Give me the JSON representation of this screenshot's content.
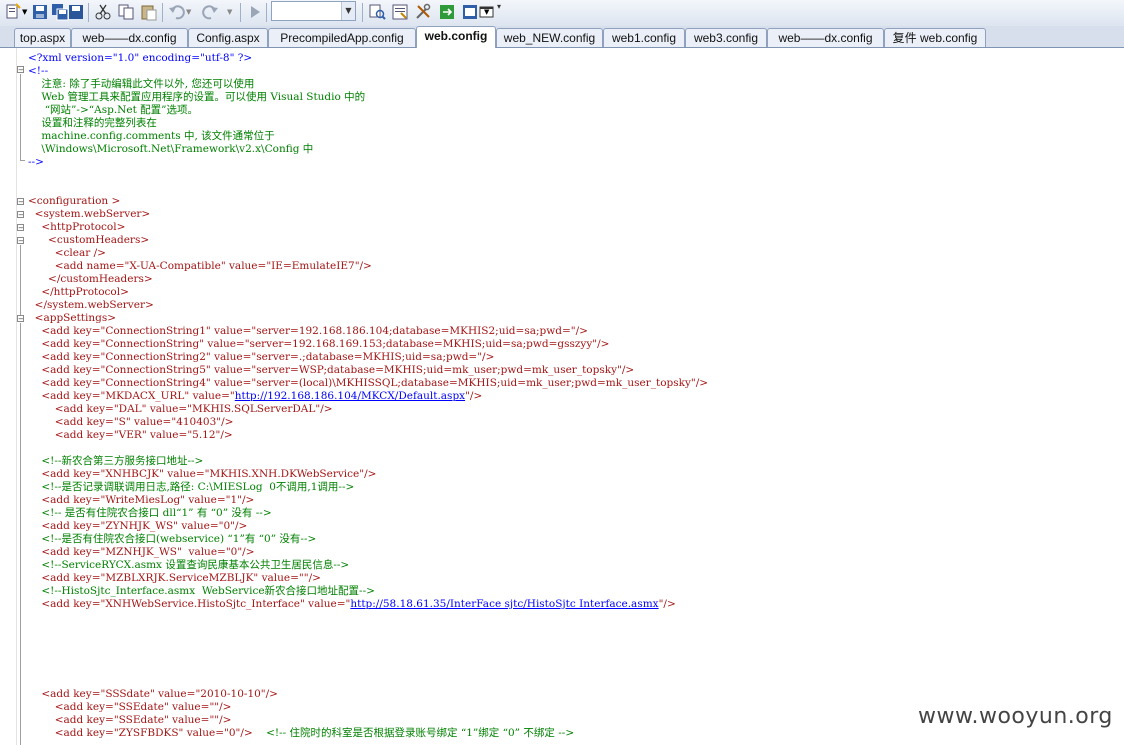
{
  "toolbar": {
    "buttons": [
      "new-item-icon",
      "save-icon",
      "save-all-icon",
      "cut-icon",
      "copy-icon",
      "paste-icon",
      "undo-icon",
      "redo-icon",
      "start-debug-icon",
      "find-in-files-icon",
      "properties-icon",
      "toolbox-icon",
      "solution-explorer-icon",
      "window-icon"
    ],
    "combo_value": ""
  },
  "tabs": [
    {
      "label": "top.aspx",
      "active": false
    },
    {
      "label": "web——dx.config",
      "active": false
    },
    {
      "label": "Config.aspx",
      "active": false
    },
    {
      "label": "PrecompiledApp.config",
      "active": false
    },
    {
      "label": "web.config",
      "active": true
    },
    {
      "label": "web_NEW.config",
      "active": false
    },
    {
      "label": "web1.config",
      "active": false
    },
    {
      "label": "web3.config",
      "active": false
    },
    {
      "label": "web——dx.config",
      "active": false
    },
    {
      "label": "复件 web.config",
      "active": false
    }
  ],
  "code": {
    "l01": "<?xml version=\"1.0\" encoding=\"utf-8\" ?>",
    "l02": "<!--",
    "l03": "    注意: 除了手动编辑此文件以外, 您还可以使用",
    "l04": "    Web 管理工具来配置应用程序的设置。可以使用 Visual Studio 中的",
    "l05": "     “网站”->“Asp.Net 配置”选项。",
    "l06": "    设置和注释的完整列表在",
    "l07": "    machine.config.comments 中, 该文件通常位于",
    "l08": "    \\Windows\\Microsoft.Net\\Framework\\v2.x\\Config 中",
    "l09": "-->",
    "l10": "<configuration >",
    "l11": "  <system.webServer>",
    "l12": "    <httpProtocol>",
    "l13": "      <customHeaders>",
    "l14": "        <clear />",
    "l15a": "        <add name=\"X-UA-Compatible\" value=\"IE=EmulateIE7\"/>",
    "l16": "      </customHeaders>",
    "l17": "    </httpProtocol>",
    "l18": "  </system.webServer>",
    "l19": "  <appSettings>",
    "l20": "    <add key=\"ConnectionString1\" value=\"server=192.168.186.104;database=MKHIS2;uid=sa;pwd=\"/>",
    "l21": "    <add key=\"ConnectionString\" value=\"server=192.168.169.153;database=MKHIS;uid=sa;pwd=gsszyy\"/>",
    "l22": "    <add key=\"ConnectionString2\" value=\"server=.;database=MKHIS;uid=sa;pwd=\"/>",
    "l23": "    <add key=\"ConnectionString5\" value=\"server=WSP;database=MKHIS;uid=mk_user;pwd=mk_user_topsky\"/>",
    "l24": "    <add key=\"ConnectionString4\" value=\"server=(local)\\MKHISSQL;database=MKHIS;uid=mk_user;pwd=mk_user_topsky\"/>",
    "l25_pre": "    <add key=\"MKDACX_URL\" value=\"",
    "l25_url": "http://192.168.186.104/MKCX/Default.aspx",
    "l25_post": "\"/>",
    "l26": "        <add key=\"DAL\" value=\"MKHIS.SQLServerDAL\"/>",
    "l27": "        <add key=\"S\" value=\"410403\"/>",
    "l28": "        <add key=\"VER\" value=\"5.12\"/>",
    "l29": "    <!--新农合第三方服务接口地址-->",
    "l30": "    <add key=\"XNHBCJK\" value=\"MKHIS.XNH.DKWebService\"/>",
    "l31": "    <!--是否记录调联调用日志,路径: C:\\MIESLog  0不调用,1调用-->",
    "l32": "    <add key=\"WriteMiesLog\" value=\"1\"/>",
    "l33": "    <!-- 是否有住院农合接口 dll“1” 有 “0” 没有 -->",
    "l34": "    <add key=\"ZYNHJK_WS\" value=\"0\"/>",
    "l35": "    <!--是否有住院农合接口(webservice) “1”有 “0” 没有-->",
    "l36": "    <add key=\"MZNHJK_WS\"  value=\"0\"/>",
    "l37": "    <!--ServiceRYCX.asmx 设置查询民康基本公共卫生居民信息-->",
    "l38": "    <add key=\"MZBLXRJK.ServiceMZBLJK\" value=\"\"/>",
    "l39": "    <!--HistoSjtc_Interface.asmx  WebService新农合接口地址配置-->",
    "l40_pre": "    <add key=\"XNHWebService.HistoSjtc_Interface\" value=\"",
    "l40_url": "http://58.18.61.35/InterFace sjtc/HistoSjtc Interface.asmx",
    "l40_post": "\"/>",
    "l41": "    <add key=\"SSSdate\" value=\"2010-10-10\"/>",
    "l42": "        <add key=\"SSEdate\" value=\"\"/>",
    "l43": "        <add key=\"SSEdate\" value=\"\"/>",
    "l44": "        <add key=\"ZYSFBDKS\" value=\"0\"/>",
    "l44c": "    <!-- 住院时的科室是否根据登录账号绑定 “1”绑定 “0” 不绑定 -->"
  },
  "watermark": "www.wooyun.org"
}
___
(What to do)
All of the data above should be transcribed verbatim, with pictures omitted.

(Full output)
Give me the JSON representation of this screenshot's content.
{
  "toolbar": {
    "buttons": [
      "new-item-icon",
      "save-icon",
      "save-all-icon",
      "cut-icon",
      "copy-icon",
      "paste-icon",
      "undo-icon",
      "redo-icon",
      "start-debug-icon",
      "find-in-files-icon",
      "properties-icon",
      "toolbox-icon",
      "solution-explorer-icon",
      "window-icon"
    ],
    "combo_value": ""
  },
  "tabs": [
    {
      "label": "top.aspx",
      "active": false
    },
    {
      "label": "web——dx.config",
      "active": false
    },
    {
      "label": "Config.aspx",
      "active": false
    },
    {
      "label": "PrecompiledApp.config",
      "active": false
    },
    {
      "label": "web.config",
      "active": true
    },
    {
      "label": "web_NEW.config",
      "active": false
    },
    {
      "label": "web1.config",
      "active": false
    },
    {
      "label": "web3.config",
      "active": false
    },
    {
      "label": "web——dx.config",
      "active": false
    },
    {
      "label": "复件 web.config",
      "active": false
    }
  ],
  "code": {
    "l01": "<?xml version=\"1.0\" encoding=\"utf-8\" ?>",
    "l02": "<!--",
    "l03": "    注意: 除了手动编辑此文件以外, 您还可以使用",
    "l04": "    Web 管理工具来配置应用程序的设置。可以使用 Visual Studio 中的",
    "l05": "     “网站”->“Asp.Net 配置”选项。",
    "l06": "    设置和注释的完整列表在",
    "l07": "    machine.config.comments 中, 该文件通常位于",
    "l08": "    \\Windows\\Microsoft.Net\\Framework\\v2.x\\Config 中",
    "l09": "-->",
    "l10": "<configuration >",
    "l11": "  <system.webServer>",
    "l12": "    <httpProtocol>",
    "l13": "      <customHeaders>",
    "l14": "        <clear />",
    "l15a": "        <add name=\"X-UA-Compatible\" value=\"IE=EmulateIE7\"/>",
    "l16": "      </customHeaders>",
    "l17": "    </httpProtocol>",
    "l18": "  </system.webServer>",
    "l19": "  <appSettings>",
    "l20": "    <add key=\"ConnectionString1\" value=\"server=192.168.186.104;database=MKHIS2;uid=sa;pwd=\"/>",
    "l21": "    <add key=\"ConnectionString\" value=\"server=192.168.169.153;database=MKHIS;uid=sa;pwd=gsszyy\"/>",
    "l22": "    <add key=\"ConnectionString2\" value=\"server=.;database=MKHIS;uid=sa;pwd=\"/>",
    "l23": "    <add key=\"ConnectionString5\" value=\"server=WSP;database=MKHIS;uid=mk_user;pwd=mk_user_topsky\"/>",
    "l24": "    <add key=\"ConnectionString4\" value=\"server=(local)\\MKHISSQL;database=MKHIS;uid=mk_user;pwd=mk_user_topsky\"/>",
    "l25_pre": "    <add key=\"MKDACX_URL\" value=\"",
    "l25_url": "http://192.168.186.104/MKCX/Default.aspx",
    "l25_post": "\"/>",
    "l26": "        <add key=\"DAL\" value=\"MKHIS.SQLServerDAL\"/>",
    "l27": "        <add key=\"S\" value=\"410403\"/>",
    "l28": "        <add key=\"VER\" value=\"5.12\"/>",
    "l29": "    <!--新农合第三方服务接口地址-->",
    "l30": "    <add key=\"XNHBCJK\" value=\"MKHIS.XNH.DKWebService\"/>",
    "l31": "    <!--是否记录调联调用日志,路径: C:\\MIESLog  0不调用,1调用-->",
    "l32": "    <add key=\"WriteMiesLog\" value=\"1\"/>",
    "l33": "    <!-- 是否有住院农合接口 dll“1” 有 “0” 没有 -->",
    "l34": "    <add key=\"ZYNHJK_WS\" value=\"0\"/>",
    "l35": "    <!--是否有住院农合接口(webservice) “1”有 “0” 没有-->",
    "l36": "    <add key=\"MZNHJK_WS\"  value=\"0\"/>",
    "l37": "    <!--ServiceRYCX.asmx 设置查询民康基本公共卫生居民信息-->",
    "l38": "    <add key=\"MZBLXRJK.ServiceMZBLJK\" value=\"\"/>",
    "l39": "    <!--HistoSjtc_Interface.asmx  WebService新农合接口地址配置-->",
    "l40_pre": "    <add key=\"XNHWebService.HistoSjtc_Interface\" value=\"",
    "l40_url": "http://58.18.61.35/InterFace sjtc/HistoSjtc Interface.asmx",
    "l40_post": "\"/>",
    "l41": "    <add key=\"SSSdate\" value=\"2010-10-10\"/>",
    "l42": "        <add key=\"SSEdate\" value=\"\"/>",
    "l43": "        <add key=\"SSEdate\" value=\"\"/>",
    "l44": "        <add key=\"ZYSFBDKS\" value=\"0\"/>",
    "l44c": "    <!-- 住院时的科室是否根据登录账号绑定 “1”绑定 “0” 不绑定 -->"
  },
  "watermark": "www.wooyun.org"
}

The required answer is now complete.